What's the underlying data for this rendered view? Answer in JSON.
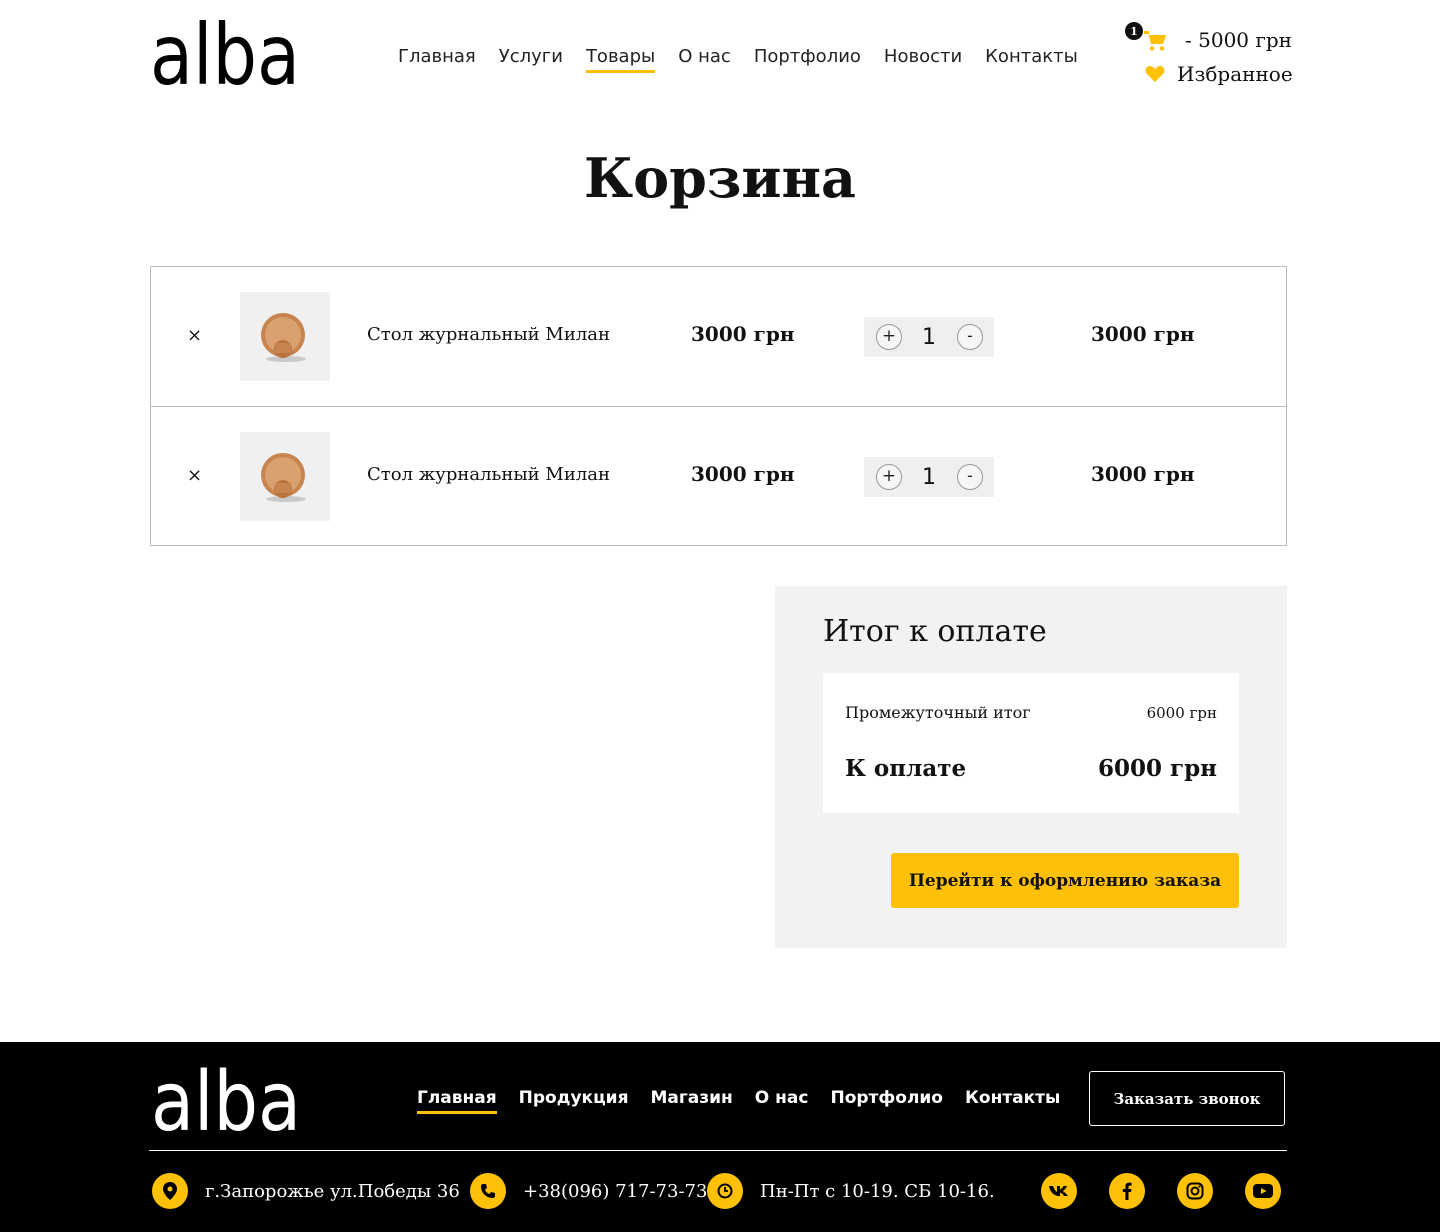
{
  "brand": {
    "logo_text": "alba",
    "accent": "#FFC107"
  },
  "header": {
    "nav": [
      "Главная",
      "Услуги",
      "Товары",
      "О нас",
      "Портфолио",
      "Новости",
      "Контакты"
    ],
    "active_nav": "Товары",
    "cart": {
      "count": "1",
      "total": "- 5000 грн",
      "icon": "cart-icon"
    },
    "favorites": {
      "label": "Избранное",
      "icon": "heart-icon"
    }
  },
  "page_title": "Корзина",
  "cart_items": [
    {
      "remove": "×",
      "name": "Стол журнальный Милан",
      "price": "3000 грн",
      "plus": "+",
      "qty": "1",
      "minus": "-",
      "total": "3000 грн"
    },
    {
      "remove": "×",
      "name": "Стол журнальный Милан",
      "price": "3000 грн",
      "plus": "+",
      "qty": "1",
      "minus": "-",
      "total": "3000 грн"
    }
  ],
  "summary": {
    "title": "Итог к оплате",
    "subtotal_label": "Промежуточный итог",
    "subtotal_value": "6000 грн",
    "pay_label": "К оплате",
    "pay_value": "6000 грн",
    "checkout_label": "Перейти к оформлению заказа"
  },
  "footer": {
    "nav": [
      "Главная",
      "Продукция",
      "Магазин",
      "О нас",
      "Портфолио",
      "Контакты"
    ],
    "active_nav": "Главная",
    "call_label": "Заказать звонок",
    "address": "г.Запорожье ул.Победы 36",
    "phone": "+38(096) 717-73-73",
    "hours": "Пн-Пт с 10-19. СБ 10-16.",
    "social": [
      "vk-icon",
      "facebook-icon",
      "instagram-icon",
      "youtube-icon"
    ]
  }
}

━━━━━━━━━━

§ Task details
Omitting all images, print the listing exactly.

§ Exercise response
What's the underlying data for this rendered view? Answer in JSON.
{
  "brand": {
    "logo_text": "alba",
    "accent": "#FFC107"
  },
  "header": {
    "nav": [
      "Главная",
      "Услуги",
      "Товары",
      "О нас",
      "Портфолио",
      "Новости",
      "Контакты"
    ],
    "active_nav": "Товары",
    "cart": {
      "count": "1",
      "total": "- 5000 грн",
      "icon": "cart-icon"
    },
    "favorites": {
      "label": "Избранное",
      "icon": "heart-icon"
    }
  },
  "page_title": "Корзина",
  "cart_items": [
    {
      "remove": "×",
      "name": "Стол журнальный Милан",
      "price": "3000 грн",
      "plus": "+",
      "qty": "1",
      "minus": "-",
      "total": "3000 грн"
    },
    {
      "remove": "×",
      "name": "Стол журнальный Милан",
      "price": "3000 грн",
      "plus": "+",
      "qty": "1",
      "minus": "-",
      "total": "3000 грн"
    }
  ],
  "summary": {
    "title": "Итог к оплате",
    "subtotal_label": "Промежуточный итог",
    "subtotal_value": "6000 грн",
    "pay_label": "К оплате",
    "pay_value": "6000 грн",
    "checkout_label": "Перейти к оформлению заказа"
  },
  "footer": {
    "nav": [
      "Главная",
      "Продукция",
      "Магазин",
      "О нас",
      "Портфолио",
      "Контакты"
    ],
    "active_nav": "Главная",
    "call_label": "Заказать звонок",
    "address": "г.Запорожье ул.Победы 36",
    "phone": "+38(096) 717-73-73",
    "hours": "Пн-Пт с 10-19. СБ 10-16.",
    "social": [
      "vk-icon",
      "facebook-icon",
      "instagram-icon",
      "youtube-icon"
    ]
  }
}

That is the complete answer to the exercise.